*Supplied data*
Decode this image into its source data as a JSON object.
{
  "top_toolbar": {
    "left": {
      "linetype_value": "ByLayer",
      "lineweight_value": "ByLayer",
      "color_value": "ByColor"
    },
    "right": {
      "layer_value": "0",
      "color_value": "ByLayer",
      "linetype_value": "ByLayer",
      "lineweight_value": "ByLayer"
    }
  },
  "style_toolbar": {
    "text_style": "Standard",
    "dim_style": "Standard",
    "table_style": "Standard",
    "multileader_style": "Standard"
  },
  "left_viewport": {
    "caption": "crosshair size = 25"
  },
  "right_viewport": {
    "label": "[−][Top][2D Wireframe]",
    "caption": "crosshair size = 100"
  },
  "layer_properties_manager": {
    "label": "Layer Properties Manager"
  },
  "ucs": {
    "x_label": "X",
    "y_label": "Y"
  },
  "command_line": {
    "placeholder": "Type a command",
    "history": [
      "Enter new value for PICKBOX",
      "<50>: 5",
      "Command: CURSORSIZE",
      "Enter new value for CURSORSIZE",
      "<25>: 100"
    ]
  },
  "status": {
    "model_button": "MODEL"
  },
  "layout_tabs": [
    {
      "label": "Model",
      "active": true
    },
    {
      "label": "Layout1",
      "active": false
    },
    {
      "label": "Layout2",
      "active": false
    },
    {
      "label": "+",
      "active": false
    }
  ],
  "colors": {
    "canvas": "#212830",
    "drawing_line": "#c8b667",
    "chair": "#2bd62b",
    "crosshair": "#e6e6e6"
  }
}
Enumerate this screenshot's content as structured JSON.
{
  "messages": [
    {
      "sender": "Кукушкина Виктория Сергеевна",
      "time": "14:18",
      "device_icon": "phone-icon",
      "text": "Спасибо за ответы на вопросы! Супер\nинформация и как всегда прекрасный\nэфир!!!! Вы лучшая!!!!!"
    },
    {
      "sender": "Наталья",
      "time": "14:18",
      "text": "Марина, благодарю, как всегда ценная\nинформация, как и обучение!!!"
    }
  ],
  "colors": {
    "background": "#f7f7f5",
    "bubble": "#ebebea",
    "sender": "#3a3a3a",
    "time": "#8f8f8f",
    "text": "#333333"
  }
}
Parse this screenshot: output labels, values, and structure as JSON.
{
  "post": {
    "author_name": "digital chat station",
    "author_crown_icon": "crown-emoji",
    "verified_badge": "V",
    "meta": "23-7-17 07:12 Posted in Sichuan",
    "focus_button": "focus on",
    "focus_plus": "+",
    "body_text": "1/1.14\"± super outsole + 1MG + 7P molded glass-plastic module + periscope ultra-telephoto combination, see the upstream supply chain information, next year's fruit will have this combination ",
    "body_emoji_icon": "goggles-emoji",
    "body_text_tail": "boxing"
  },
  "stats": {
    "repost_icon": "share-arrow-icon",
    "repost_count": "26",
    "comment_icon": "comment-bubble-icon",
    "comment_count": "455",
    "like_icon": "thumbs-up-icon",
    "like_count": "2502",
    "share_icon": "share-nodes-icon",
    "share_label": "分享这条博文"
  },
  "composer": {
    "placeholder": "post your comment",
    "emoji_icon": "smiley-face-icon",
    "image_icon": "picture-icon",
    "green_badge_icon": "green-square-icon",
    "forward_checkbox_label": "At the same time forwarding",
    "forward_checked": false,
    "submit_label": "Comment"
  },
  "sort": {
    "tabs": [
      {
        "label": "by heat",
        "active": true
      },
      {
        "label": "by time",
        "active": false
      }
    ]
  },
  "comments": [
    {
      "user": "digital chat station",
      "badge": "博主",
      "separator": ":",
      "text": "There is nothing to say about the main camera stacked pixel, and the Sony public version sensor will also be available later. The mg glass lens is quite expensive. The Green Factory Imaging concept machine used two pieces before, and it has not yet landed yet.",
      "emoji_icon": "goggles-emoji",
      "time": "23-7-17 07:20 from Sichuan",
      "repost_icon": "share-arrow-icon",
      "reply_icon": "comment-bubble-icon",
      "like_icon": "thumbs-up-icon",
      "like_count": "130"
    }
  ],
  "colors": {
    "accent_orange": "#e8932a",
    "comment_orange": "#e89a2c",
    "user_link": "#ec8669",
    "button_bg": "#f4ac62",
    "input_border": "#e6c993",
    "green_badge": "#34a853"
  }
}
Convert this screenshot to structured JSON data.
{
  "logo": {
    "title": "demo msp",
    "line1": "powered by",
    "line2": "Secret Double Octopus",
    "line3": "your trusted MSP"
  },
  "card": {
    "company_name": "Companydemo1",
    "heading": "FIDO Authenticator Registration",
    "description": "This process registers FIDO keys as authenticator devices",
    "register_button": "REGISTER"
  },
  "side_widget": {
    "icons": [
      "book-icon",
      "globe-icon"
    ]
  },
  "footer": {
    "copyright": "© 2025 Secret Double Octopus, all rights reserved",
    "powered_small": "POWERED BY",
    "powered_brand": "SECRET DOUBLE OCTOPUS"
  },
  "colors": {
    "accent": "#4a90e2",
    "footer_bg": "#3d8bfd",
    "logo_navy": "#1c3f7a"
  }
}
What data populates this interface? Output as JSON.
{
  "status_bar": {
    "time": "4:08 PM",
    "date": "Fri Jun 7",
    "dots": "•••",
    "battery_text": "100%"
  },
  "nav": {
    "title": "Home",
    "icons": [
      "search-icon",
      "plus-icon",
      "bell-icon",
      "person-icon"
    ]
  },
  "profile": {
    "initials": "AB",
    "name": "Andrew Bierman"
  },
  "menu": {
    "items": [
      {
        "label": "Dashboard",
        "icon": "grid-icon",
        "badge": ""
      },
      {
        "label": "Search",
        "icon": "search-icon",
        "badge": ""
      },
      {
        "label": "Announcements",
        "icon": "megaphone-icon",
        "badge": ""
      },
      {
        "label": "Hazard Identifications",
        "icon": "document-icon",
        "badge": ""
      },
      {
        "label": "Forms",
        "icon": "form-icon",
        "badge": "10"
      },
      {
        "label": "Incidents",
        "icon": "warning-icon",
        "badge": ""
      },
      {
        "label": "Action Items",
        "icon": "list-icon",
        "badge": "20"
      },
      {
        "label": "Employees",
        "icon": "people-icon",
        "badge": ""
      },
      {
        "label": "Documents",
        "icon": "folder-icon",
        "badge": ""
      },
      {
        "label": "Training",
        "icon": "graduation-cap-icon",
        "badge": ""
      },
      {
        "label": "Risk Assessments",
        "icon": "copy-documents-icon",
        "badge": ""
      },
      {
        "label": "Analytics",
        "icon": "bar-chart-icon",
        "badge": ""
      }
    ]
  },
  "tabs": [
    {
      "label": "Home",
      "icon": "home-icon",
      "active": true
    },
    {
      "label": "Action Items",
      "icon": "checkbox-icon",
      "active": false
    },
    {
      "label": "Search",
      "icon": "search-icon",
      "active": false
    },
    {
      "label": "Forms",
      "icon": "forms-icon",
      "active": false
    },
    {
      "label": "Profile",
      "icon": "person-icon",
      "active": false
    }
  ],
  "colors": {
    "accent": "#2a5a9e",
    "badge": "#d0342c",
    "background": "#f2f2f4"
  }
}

*Requirement*
Copy out all the entries shown above, character for character.

*Answer for the task*
Decode this image into its source data as a JSON object.
{
  "top_toolbar": {
    "left": {
      "linetype_value": "ByLayer",
      "lineweight_value": "ByLayer",
      "color_value": "ByColor"
    },
    "right": {
      "layer_value": "0",
      "color_value": "ByLayer",
      "linetype_value": "ByLayer",
      "lineweight_value": "ByLayer"
    }
  },
  "style_toolbar": {
    "text_style": "Standard",
    "dim_style": "Standard",
    "table_style": "Standard",
    "multileader_style": "Standard"
  },
  "left_viewport": {
    "caption": "crosshair size = 25"
  },
  "right_viewport": {
    "label": "[−][Top][2D Wireframe]",
    "caption": "crosshair size = 100"
  },
  "layer_properties_manager": {
    "label": "Layer Properties Manager"
  },
  "ucs": {
    "x_label": "X",
    "y_label": "Y"
  },
  "command_line": {
    "placeholder": "Type a command",
    "history": [
      "Enter new value for PICKBOX",
      "<50>: 5",
      "Command: CURSORSIZE",
      "Enter new value for CURSORSIZE",
      "<25>: 100"
    ]
  },
  "status": {
    "model_button": "MODEL"
  },
  "layout_tabs": [
    {
      "label": "Model",
      "active": true
    },
    {
      "label": "Layout1",
      "active": false
    },
    {
      "label": "Layout2",
      "active": false
    },
    {
      "label": "+",
      "active": false
    }
  ],
  "colors": {
    "canvas": "#212830",
    "drawing_line": "#c8b667",
    "chair": "#2bd62b",
    "crosshair": "#e6e6e6"
  }
}
Enumerate this screenshot's content as structured JSON.
{
  "messages": [
    {
      "sender": "Кукушкина Виктория Сергеевна",
      "time": "14:18",
      "device_icon": "phone-icon",
      "text": "Спасибо за ответы на вопросы! Супер\nинформация и как всегда прекрасный\nэфир!!!! Вы лучшая!!!!!"
    },
    {
      "sender": "Наталья",
      "time": "14:18",
      "text": "Марина, благодарю, как всегда ценная\nинформация, как и обучение!!!"
    }
  ],
  "colors": {
    "background": "#f7f7f5",
    "bubble": "#ebebea",
    "sender": "#3a3a3a",
    "time": "#8f8f8f",
    "text": "#333333"
  }
}
Parse this screenshot: output labels, values, and structure as JSON.
{
  "post": {
    "author_name": "digital chat station",
    "author_crown_icon": "crown-emoji",
    "verified_badge": "V",
    "meta": "23-7-17 07:12 Posted in Sichuan",
    "focus_button": "focus on",
    "focus_plus": "+",
    "body_text": "1/1.14\"± super outsole + 1MG + 7P molded glass-plastic module + periscope ultra-telephoto combination, see the upstream supply chain information, next year's fruit will have this combination ",
    "body_emoji_icon": "goggles-emoji",
    "body_text_tail": "boxing"
  },
  "stats": {
    "repost_icon": "share-arrow-icon",
    "repost_count": "26",
    "comment_icon": "comment-bubble-icon",
    "comment_count": "455",
    "like_icon": "thumbs-up-icon",
    "like_count": "2502",
    "share_icon": "share-nodes-icon",
    "share_label": "分享这条博文"
  },
  "composer": {
    "placeholder": "post your comment",
    "emoji_icon": "smiley-face-icon",
    "image_icon": "picture-icon",
    "green_badge_icon": "green-square-icon",
    "forward_checkbox_label": "At the same time forwarding",
    "forward_checked": false,
    "submit_label": "Comment"
  },
  "sort": {
    "tabs": [
      {
        "label": "by heat",
        "active": true
      },
      {
        "label": "by time",
        "active": false
      }
    ]
  },
  "comments": [
    {
      "user": "digital chat station",
      "badge": "博主",
      "separator": ":",
      "text": "There is nothing to say about the main camera stacked pixel, and the Sony public version sensor will also be available later. The mg glass lens is quite expensive. The Green Factory Imaging concept machine used two pieces before, and it has not yet landed yet.",
      "emoji_icon": "goggles-emoji",
      "time": "23-7-17 07:20 from Sichuan",
      "repost_icon": "share-arrow-icon",
      "reply_icon": "comment-bubble-icon",
      "like_icon": "thumbs-up-icon",
      "like_count": "130"
    }
  ],
  "colors": {
    "accent_orange": "#e8932a",
    "comment_orange": "#e89a2c",
    "user_link": "#ec8669",
    "button_bg": "#f4ac62",
    "input_border": "#e6c993",
    "green_badge": "#34a853"
  }
}
Convert this screenshot to structured JSON data.
{
  "logo": {
    "title": "demo msp",
    "line1": "powered by",
    "line2": "Secret Double Octopus",
    "line3": "your trusted MSP"
  },
  "card": {
    "company_name": "Companydemo1",
    "heading": "FIDO Authenticator Registration",
    "description": "This process registers FIDO keys as authenticator devices",
    "register_button": "REGISTER"
  },
  "side_widget": {
    "icons": [
      "book-icon",
      "globe-icon"
    ]
  },
  "footer": {
    "copyright": "© 2025 Secret Double Octopus, all rights reserved",
    "powered_small": "POWERED BY",
    "powered_brand": "SECRET DOUBLE OCTOPUS"
  },
  "colors": {
    "accent": "#4a90e2",
    "footer_bg": "#3d8bfd",
    "logo_navy": "#1c3f7a"
  }
}
What data populates this interface? Output as JSON.
{
  "status_bar": {
    "time": "4:08 PM",
    "date": "Fri Jun 7",
    "dots": "•••",
    "battery_text": "100%"
  },
  "nav": {
    "title": "Home",
    "icons": [
      "search-icon",
      "plus-icon",
      "bell-icon",
      "person-icon"
    ]
  },
  "profile": {
    "initials": "AB",
    "name": "Andrew Bierman"
  },
  "menu": {
    "items": [
      {
        "label": "Dashboard",
        "icon": "grid-icon",
        "badge": ""
      },
      {
        "label": "Search",
        "icon": "search-icon",
        "badge": ""
      },
      {
        "label": "Announcements",
        "icon": "megaphone-icon",
        "badge": ""
      },
      {
        "label": "Hazard Identifications",
        "icon": "document-icon",
        "badge": ""
      },
      {
        "label": "Forms",
        "icon": "form-icon",
        "badge": "10"
      },
      {
        "label": "Incidents",
        "icon": "warning-icon",
        "badge": ""
      },
      {
        "label": "Action Items",
        "icon": "list-icon",
        "badge": "20"
      },
      {
        "label": "Employees",
        "icon": "people-icon",
        "badge": ""
      },
      {
        "label": "Documents",
        "icon": "folder-icon",
        "badge": ""
      },
      {
        "label": "Training",
        "icon": "graduation-cap-icon",
        "badge": ""
      },
      {
        "label": "Risk Assessments",
        "icon": "copy-documents-icon",
        "badge": ""
      },
      {
        "label": "Analytics",
        "icon": "bar-chart-icon",
        "badge": ""
      }
    ]
  },
  "tabs": [
    {
      "label": "Home",
      "icon": "home-icon",
      "active": true
    },
    {
      "label": "Action Items",
      "icon": "checkbox-icon",
      "active": false
    },
    {
      "label": "Search",
      "icon": "search-icon",
      "active": false
    },
    {
      "label": "Forms",
      "icon": "forms-icon",
      "active": false
    },
    {
      "label": "Profile",
      "icon": "person-icon",
      "active": false
    }
  ],
  "colors": {
    "accent": "#2a5a9e",
    "badge": "#d0342c",
    "background": "#f2f2f4"
  }
}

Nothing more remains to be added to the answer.